### What to do
Leave the pictures out and print every record below exactly as it stands.

### Data provided
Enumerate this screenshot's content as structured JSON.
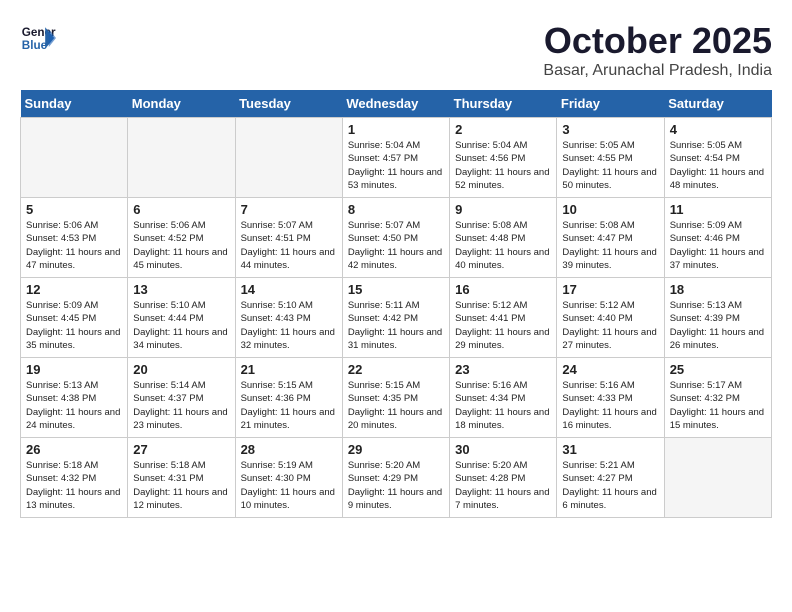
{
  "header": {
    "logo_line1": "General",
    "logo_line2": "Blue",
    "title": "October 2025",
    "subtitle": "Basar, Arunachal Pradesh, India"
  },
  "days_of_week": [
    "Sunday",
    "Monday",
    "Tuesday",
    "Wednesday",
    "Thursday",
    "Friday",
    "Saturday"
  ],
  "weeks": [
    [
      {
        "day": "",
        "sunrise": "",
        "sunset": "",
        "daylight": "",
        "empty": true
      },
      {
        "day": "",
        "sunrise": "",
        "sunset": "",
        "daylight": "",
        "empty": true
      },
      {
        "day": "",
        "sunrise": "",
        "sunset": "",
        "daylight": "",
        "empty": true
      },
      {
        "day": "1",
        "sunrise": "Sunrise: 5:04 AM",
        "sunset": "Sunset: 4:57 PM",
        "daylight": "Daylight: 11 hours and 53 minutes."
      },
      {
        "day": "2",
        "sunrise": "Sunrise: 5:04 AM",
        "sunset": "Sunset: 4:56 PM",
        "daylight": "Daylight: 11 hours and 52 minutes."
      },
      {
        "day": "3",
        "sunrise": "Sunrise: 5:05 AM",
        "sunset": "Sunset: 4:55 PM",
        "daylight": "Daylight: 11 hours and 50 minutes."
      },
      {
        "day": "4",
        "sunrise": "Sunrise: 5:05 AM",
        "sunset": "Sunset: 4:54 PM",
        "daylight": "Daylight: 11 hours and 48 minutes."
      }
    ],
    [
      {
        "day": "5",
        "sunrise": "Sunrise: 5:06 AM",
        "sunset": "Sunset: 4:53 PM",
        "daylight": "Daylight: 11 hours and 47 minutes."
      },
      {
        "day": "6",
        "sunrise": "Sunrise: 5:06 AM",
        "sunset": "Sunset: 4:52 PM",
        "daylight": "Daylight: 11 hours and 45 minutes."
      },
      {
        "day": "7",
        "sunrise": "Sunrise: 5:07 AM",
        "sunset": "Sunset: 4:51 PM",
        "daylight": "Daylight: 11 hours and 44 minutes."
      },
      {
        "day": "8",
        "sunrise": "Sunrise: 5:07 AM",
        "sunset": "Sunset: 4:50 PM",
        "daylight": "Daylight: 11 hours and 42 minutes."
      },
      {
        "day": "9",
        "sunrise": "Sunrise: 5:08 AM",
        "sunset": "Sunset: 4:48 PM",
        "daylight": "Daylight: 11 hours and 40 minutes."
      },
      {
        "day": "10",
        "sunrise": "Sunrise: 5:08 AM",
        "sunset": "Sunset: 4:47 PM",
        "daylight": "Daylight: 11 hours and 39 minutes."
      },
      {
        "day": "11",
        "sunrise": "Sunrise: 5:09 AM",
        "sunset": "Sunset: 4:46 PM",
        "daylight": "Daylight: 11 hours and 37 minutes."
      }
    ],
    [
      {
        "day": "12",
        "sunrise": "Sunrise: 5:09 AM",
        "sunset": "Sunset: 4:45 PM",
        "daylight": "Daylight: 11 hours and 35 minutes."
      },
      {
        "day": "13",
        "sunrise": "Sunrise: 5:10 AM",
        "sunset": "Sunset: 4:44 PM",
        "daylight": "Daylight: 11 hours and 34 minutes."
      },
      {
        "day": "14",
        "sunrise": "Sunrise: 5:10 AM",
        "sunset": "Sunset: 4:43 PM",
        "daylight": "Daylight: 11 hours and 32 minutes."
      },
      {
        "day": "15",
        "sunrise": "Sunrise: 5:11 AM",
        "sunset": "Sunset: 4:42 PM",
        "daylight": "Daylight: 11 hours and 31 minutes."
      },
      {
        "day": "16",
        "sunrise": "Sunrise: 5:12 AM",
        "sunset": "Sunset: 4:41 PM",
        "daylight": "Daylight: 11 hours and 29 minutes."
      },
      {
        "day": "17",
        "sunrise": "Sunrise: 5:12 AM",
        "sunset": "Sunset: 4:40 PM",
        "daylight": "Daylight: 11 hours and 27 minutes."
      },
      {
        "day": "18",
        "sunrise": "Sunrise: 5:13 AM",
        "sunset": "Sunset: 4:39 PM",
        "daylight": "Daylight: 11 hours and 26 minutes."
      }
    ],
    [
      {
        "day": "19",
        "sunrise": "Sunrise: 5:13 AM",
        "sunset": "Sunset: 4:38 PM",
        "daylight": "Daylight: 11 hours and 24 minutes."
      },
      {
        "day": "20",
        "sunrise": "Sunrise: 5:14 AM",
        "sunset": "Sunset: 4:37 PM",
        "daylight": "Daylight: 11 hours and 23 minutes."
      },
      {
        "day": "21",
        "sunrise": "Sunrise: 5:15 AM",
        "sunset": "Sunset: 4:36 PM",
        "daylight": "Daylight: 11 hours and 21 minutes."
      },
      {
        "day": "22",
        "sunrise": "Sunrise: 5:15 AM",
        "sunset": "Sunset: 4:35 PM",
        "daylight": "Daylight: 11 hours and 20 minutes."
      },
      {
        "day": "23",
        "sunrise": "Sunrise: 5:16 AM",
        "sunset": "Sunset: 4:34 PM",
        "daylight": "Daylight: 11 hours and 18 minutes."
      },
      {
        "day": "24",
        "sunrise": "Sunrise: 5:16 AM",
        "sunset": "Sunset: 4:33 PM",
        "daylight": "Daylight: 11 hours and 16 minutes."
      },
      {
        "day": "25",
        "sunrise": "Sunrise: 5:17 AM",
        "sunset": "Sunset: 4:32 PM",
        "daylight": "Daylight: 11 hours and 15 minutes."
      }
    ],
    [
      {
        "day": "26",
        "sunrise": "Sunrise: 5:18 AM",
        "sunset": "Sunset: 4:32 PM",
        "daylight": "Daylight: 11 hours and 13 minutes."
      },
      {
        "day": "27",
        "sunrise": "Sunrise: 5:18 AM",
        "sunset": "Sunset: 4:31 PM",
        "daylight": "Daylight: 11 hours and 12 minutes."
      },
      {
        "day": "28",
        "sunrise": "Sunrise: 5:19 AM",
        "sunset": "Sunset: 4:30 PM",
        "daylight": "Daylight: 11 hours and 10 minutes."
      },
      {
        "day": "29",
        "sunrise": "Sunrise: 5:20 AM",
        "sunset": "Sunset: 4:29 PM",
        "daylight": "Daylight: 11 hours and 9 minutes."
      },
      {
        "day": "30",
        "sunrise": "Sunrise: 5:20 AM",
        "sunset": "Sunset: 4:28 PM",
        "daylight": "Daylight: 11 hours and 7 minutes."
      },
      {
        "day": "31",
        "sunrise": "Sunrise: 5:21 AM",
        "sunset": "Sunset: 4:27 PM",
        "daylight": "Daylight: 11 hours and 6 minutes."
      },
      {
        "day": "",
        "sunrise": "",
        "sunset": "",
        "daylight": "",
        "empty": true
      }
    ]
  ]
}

### Exercise solution
Enumerate this screenshot's content as structured JSON.
{
  "header": {
    "logo_line1": "General",
    "logo_line2": "Blue",
    "title": "October 2025",
    "subtitle": "Basar, Arunachal Pradesh, India"
  },
  "days_of_week": [
    "Sunday",
    "Monday",
    "Tuesday",
    "Wednesday",
    "Thursday",
    "Friday",
    "Saturday"
  ],
  "weeks": [
    [
      {
        "day": "",
        "sunrise": "",
        "sunset": "",
        "daylight": "",
        "empty": true
      },
      {
        "day": "",
        "sunrise": "",
        "sunset": "",
        "daylight": "",
        "empty": true
      },
      {
        "day": "",
        "sunrise": "",
        "sunset": "",
        "daylight": "",
        "empty": true
      },
      {
        "day": "1",
        "sunrise": "Sunrise: 5:04 AM",
        "sunset": "Sunset: 4:57 PM",
        "daylight": "Daylight: 11 hours and 53 minutes."
      },
      {
        "day": "2",
        "sunrise": "Sunrise: 5:04 AM",
        "sunset": "Sunset: 4:56 PM",
        "daylight": "Daylight: 11 hours and 52 minutes."
      },
      {
        "day": "3",
        "sunrise": "Sunrise: 5:05 AM",
        "sunset": "Sunset: 4:55 PM",
        "daylight": "Daylight: 11 hours and 50 minutes."
      },
      {
        "day": "4",
        "sunrise": "Sunrise: 5:05 AM",
        "sunset": "Sunset: 4:54 PM",
        "daylight": "Daylight: 11 hours and 48 minutes."
      }
    ],
    [
      {
        "day": "5",
        "sunrise": "Sunrise: 5:06 AM",
        "sunset": "Sunset: 4:53 PM",
        "daylight": "Daylight: 11 hours and 47 minutes."
      },
      {
        "day": "6",
        "sunrise": "Sunrise: 5:06 AM",
        "sunset": "Sunset: 4:52 PM",
        "daylight": "Daylight: 11 hours and 45 minutes."
      },
      {
        "day": "7",
        "sunrise": "Sunrise: 5:07 AM",
        "sunset": "Sunset: 4:51 PM",
        "daylight": "Daylight: 11 hours and 44 minutes."
      },
      {
        "day": "8",
        "sunrise": "Sunrise: 5:07 AM",
        "sunset": "Sunset: 4:50 PM",
        "daylight": "Daylight: 11 hours and 42 minutes."
      },
      {
        "day": "9",
        "sunrise": "Sunrise: 5:08 AM",
        "sunset": "Sunset: 4:48 PM",
        "daylight": "Daylight: 11 hours and 40 minutes."
      },
      {
        "day": "10",
        "sunrise": "Sunrise: 5:08 AM",
        "sunset": "Sunset: 4:47 PM",
        "daylight": "Daylight: 11 hours and 39 minutes."
      },
      {
        "day": "11",
        "sunrise": "Sunrise: 5:09 AM",
        "sunset": "Sunset: 4:46 PM",
        "daylight": "Daylight: 11 hours and 37 minutes."
      }
    ],
    [
      {
        "day": "12",
        "sunrise": "Sunrise: 5:09 AM",
        "sunset": "Sunset: 4:45 PM",
        "daylight": "Daylight: 11 hours and 35 minutes."
      },
      {
        "day": "13",
        "sunrise": "Sunrise: 5:10 AM",
        "sunset": "Sunset: 4:44 PM",
        "daylight": "Daylight: 11 hours and 34 minutes."
      },
      {
        "day": "14",
        "sunrise": "Sunrise: 5:10 AM",
        "sunset": "Sunset: 4:43 PM",
        "daylight": "Daylight: 11 hours and 32 minutes."
      },
      {
        "day": "15",
        "sunrise": "Sunrise: 5:11 AM",
        "sunset": "Sunset: 4:42 PM",
        "daylight": "Daylight: 11 hours and 31 minutes."
      },
      {
        "day": "16",
        "sunrise": "Sunrise: 5:12 AM",
        "sunset": "Sunset: 4:41 PM",
        "daylight": "Daylight: 11 hours and 29 minutes."
      },
      {
        "day": "17",
        "sunrise": "Sunrise: 5:12 AM",
        "sunset": "Sunset: 4:40 PM",
        "daylight": "Daylight: 11 hours and 27 minutes."
      },
      {
        "day": "18",
        "sunrise": "Sunrise: 5:13 AM",
        "sunset": "Sunset: 4:39 PM",
        "daylight": "Daylight: 11 hours and 26 minutes."
      }
    ],
    [
      {
        "day": "19",
        "sunrise": "Sunrise: 5:13 AM",
        "sunset": "Sunset: 4:38 PM",
        "daylight": "Daylight: 11 hours and 24 minutes."
      },
      {
        "day": "20",
        "sunrise": "Sunrise: 5:14 AM",
        "sunset": "Sunset: 4:37 PM",
        "daylight": "Daylight: 11 hours and 23 minutes."
      },
      {
        "day": "21",
        "sunrise": "Sunrise: 5:15 AM",
        "sunset": "Sunset: 4:36 PM",
        "daylight": "Daylight: 11 hours and 21 minutes."
      },
      {
        "day": "22",
        "sunrise": "Sunrise: 5:15 AM",
        "sunset": "Sunset: 4:35 PM",
        "daylight": "Daylight: 11 hours and 20 minutes."
      },
      {
        "day": "23",
        "sunrise": "Sunrise: 5:16 AM",
        "sunset": "Sunset: 4:34 PM",
        "daylight": "Daylight: 11 hours and 18 minutes."
      },
      {
        "day": "24",
        "sunrise": "Sunrise: 5:16 AM",
        "sunset": "Sunset: 4:33 PM",
        "daylight": "Daylight: 11 hours and 16 minutes."
      },
      {
        "day": "25",
        "sunrise": "Sunrise: 5:17 AM",
        "sunset": "Sunset: 4:32 PM",
        "daylight": "Daylight: 11 hours and 15 minutes."
      }
    ],
    [
      {
        "day": "26",
        "sunrise": "Sunrise: 5:18 AM",
        "sunset": "Sunset: 4:32 PM",
        "daylight": "Daylight: 11 hours and 13 minutes."
      },
      {
        "day": "27",
        "sunrise": "Sunrise: 5:18 AM",
        "sunset": "Sunset: 4:31 PM",
        "daylight": "Daylight: 11 hours and 12 minutes."
      },
      {
        "day": "28",
        "sunrise": "Sunrise: 5:19 AM",
        "sunset": "Sunset: 4:30 PM",
        "daylight": "Daylight: 11 hours and 10 minutes."
      },
      {
        "day": "29",
        "sunrise": "Sunrise: 5:20 AM",
        "sunset": "Sunset: 4:29 PM",
        "daylight": "Daylight: 11 hours and 9 minutes."
      },
      {
        "day": "30",
        "sunrise": "Sunrise: 5:20 AM",
        "sunset": "Sunset: 4:28 PM",
        "daylight": "Daylight: 11 hours and 7 minutes."
      },
      {
        "day": "31",
        "sunrise": "Sunrise: 5:21 AM",
        "sunset": "Sunset: 4:27 PM",
        "daylight": "Daylight: 11 hours and 6 minutes."
      },
      {
        "day": "",
        "sunrise": "",
        "sunset": "",
        "daylight": "",
        "empty": true
      }
    ]
  ]
}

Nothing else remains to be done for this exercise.